Input material:
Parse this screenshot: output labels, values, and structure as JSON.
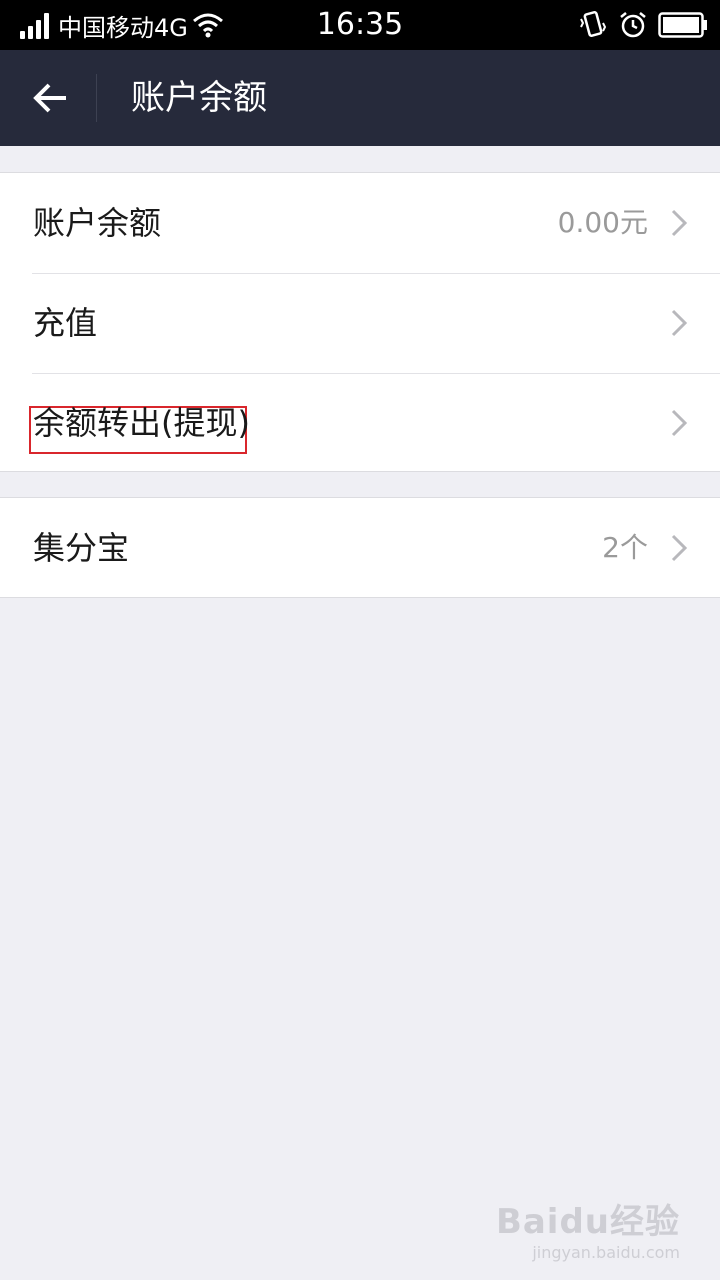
{
  "status_bar": {
    "carrier": "中国移动4G",
    "time": "16:35",
    "icons": [
      "signal-icon",
      "wifi-icon",
      "vibrate-icon",
      "alarm-icon",
      "battery-icon"
    ]
  },
  "header": {
    "back_icon": "arrow-left-icon",
    "title": "账户余额"
  },
  "groups": [
    {
      "items": [
        {
          "label": "账户余额",
          "value": "0.00元"
        },
        {
          "label": "充值",
          "value": ""
        },
        {
          "label": "余额转出(提现)",
          "value": "",
          "highlighted": true
        }
      ]
    },
    {
      "items": [
        {
          "label": "集分宝",
          "value": "2个"
        }
      ]
    }
  ],
  "watermark": {
    "logo": "Baidu经验",
    "url": "jingyan.baidu.com"
  },
  "colors": {
    "status_bar_bg": "#000000",
    "header_bg": "#262a3b",
    "page_bg": "#efeff4",
    "highlight": "#d9262c"
  }
}
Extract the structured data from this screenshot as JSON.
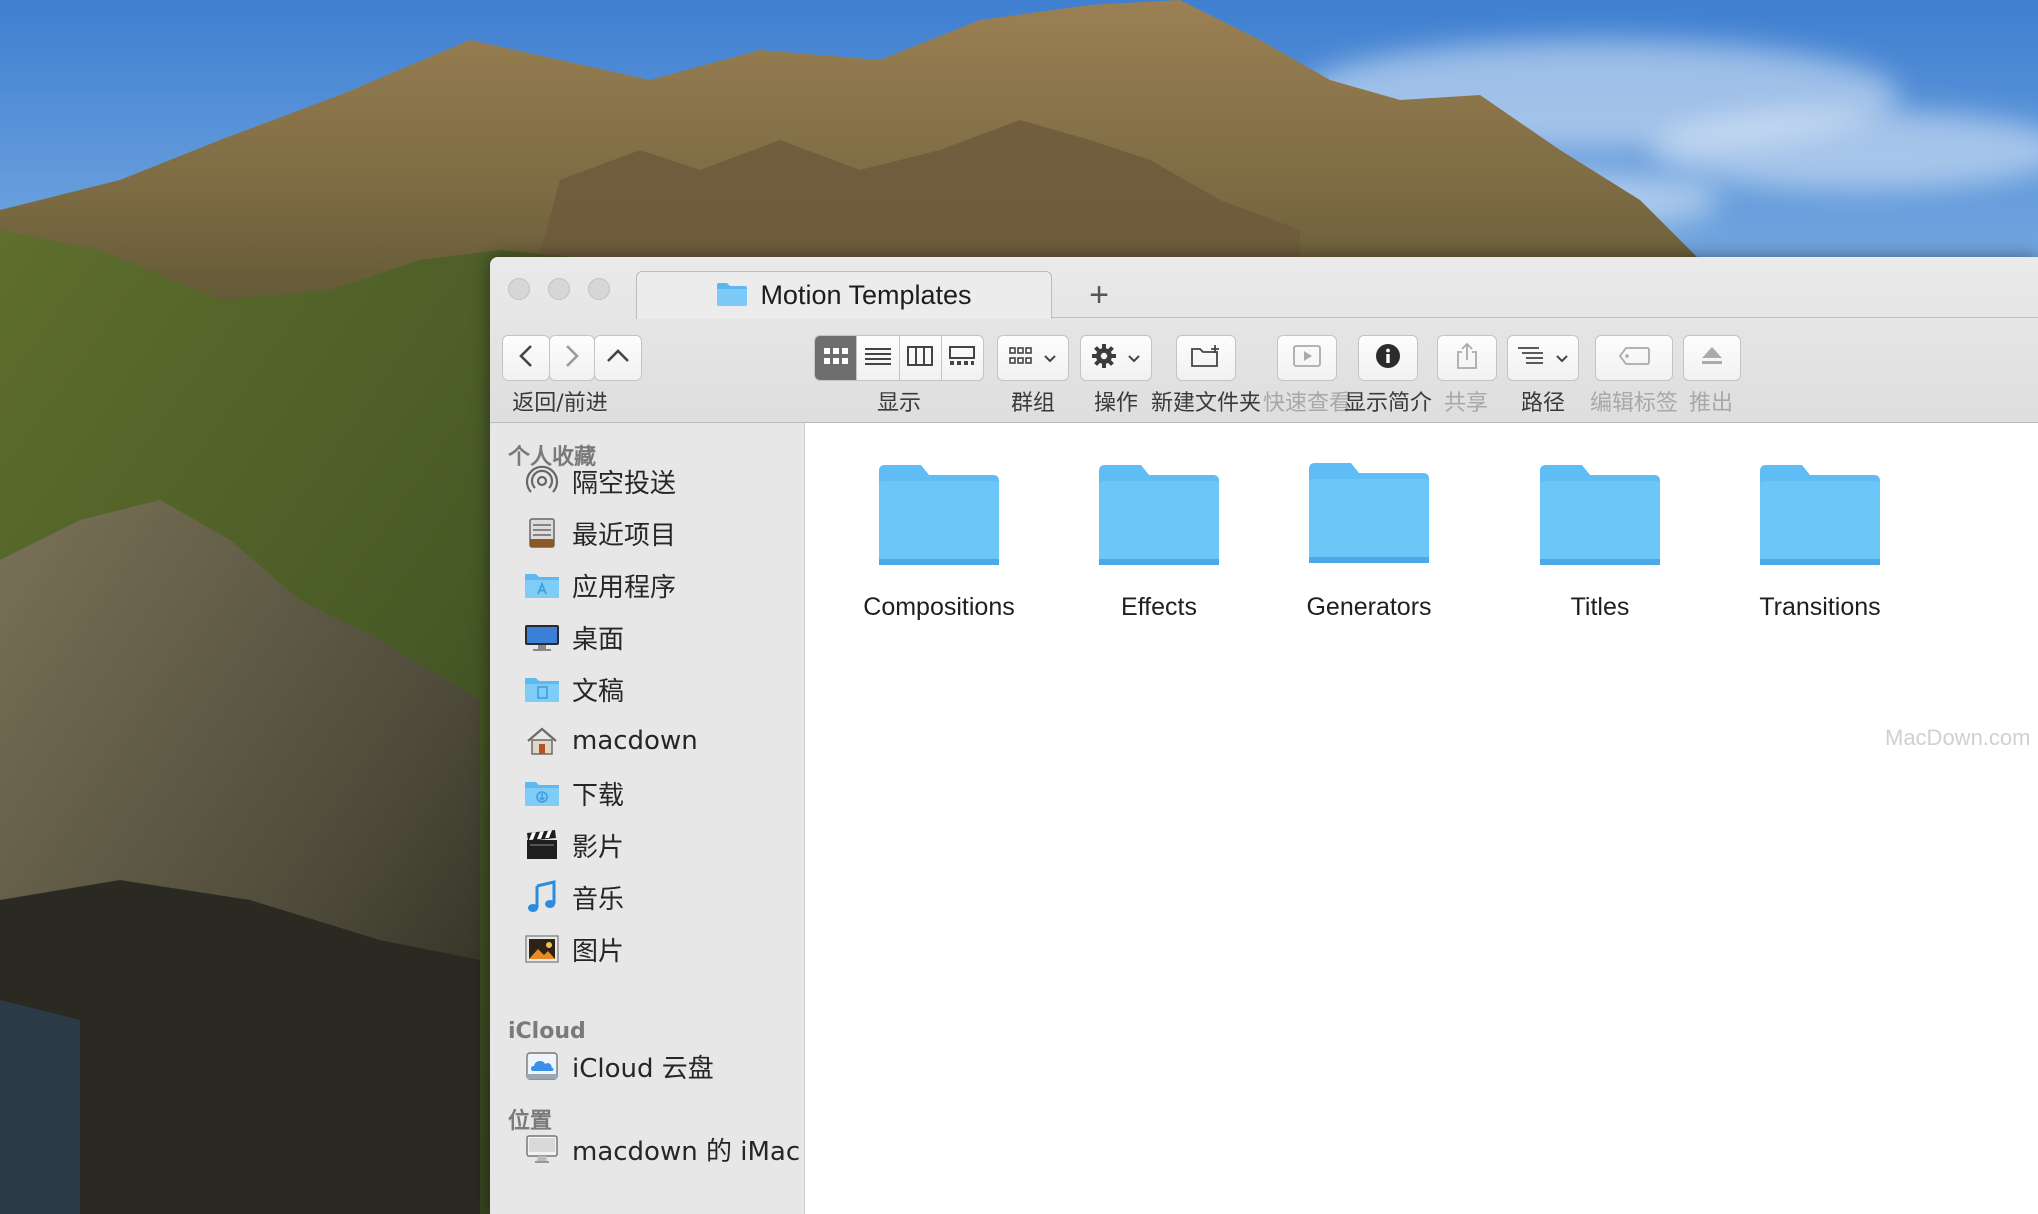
{
  "window": {
    "tab_title": "Motion Templates",
    "new_tab_symbol": "+"
  },
  "toolbar": {
    "nav_label": "返回/前进",
    "view_label": "显示",
    "group_label": "群组",
    "action_label": "操作",
    "new_folder_label": "新建文件夹",
    "quick_look_label": "快速查看",
    "get_info_label": "显示简介",
    "share_label": "共享",
    "path_label": "路径",
    "tags_label": "编辑标签",
    "eject_label": "推出"
  },
  "sidebar": {
    "favorites_header": "个人收藏",
    "favorites": [
      {
        "label": "隔空投送",
        "icon": "airdrop-icon"
      },
      {
        "label": "最近项目",
        "icon": "recents-icon"
      },
      {
        "label": "应用程序",
        "icon": "applications-folder-icon"
      },
      {
        "label": "桌面",
        "icon": "desktop-icon"
      },
      {
        "label": "文稿",
        "icon": "documents-folder-icon"
      },
      {
        "label": "macdown",
        "icon": "home-icon"
      },
      {
        "label": "下载",
        "icon": "downloads-folder-icon"
      },
      {
        "label": "影片",
        "icon": "movies-icon"
      },
      {
        "label": "音乐",
        "icon": "music-icon"
      },
      {
        "label": "图片",
        "icon": "pictures-icon"
      }
    ],
    "icloud_header": "iCloud",
    "icloud": [
      {
        "label": "iCloud 云盘",
        "icon": "icloud-drive-icon"
      }
    ],
    "locations_header": "位置",
    "locations": [
      {
        "label": "macdown 的 iMac",
        "icon": "imac-icon"
      }
    ]
  },
  "content": {
    "folders": [
      "Compositions",
      "Effects",
      "Generators",
      "Titles",
      "Transitions"
    ],
    "watermark": "MacDown.com"
  },
  "colors": {
    "folder_blue": "#66c1f5",
    "sidebar_bg": "#e7e7e7",
    "titlebar_bg": "#e4e4e4"
  }
}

To do: Using the listing above, say how many of its lines contain the string "this", giving nothing but the figure.

Exercise answer: 2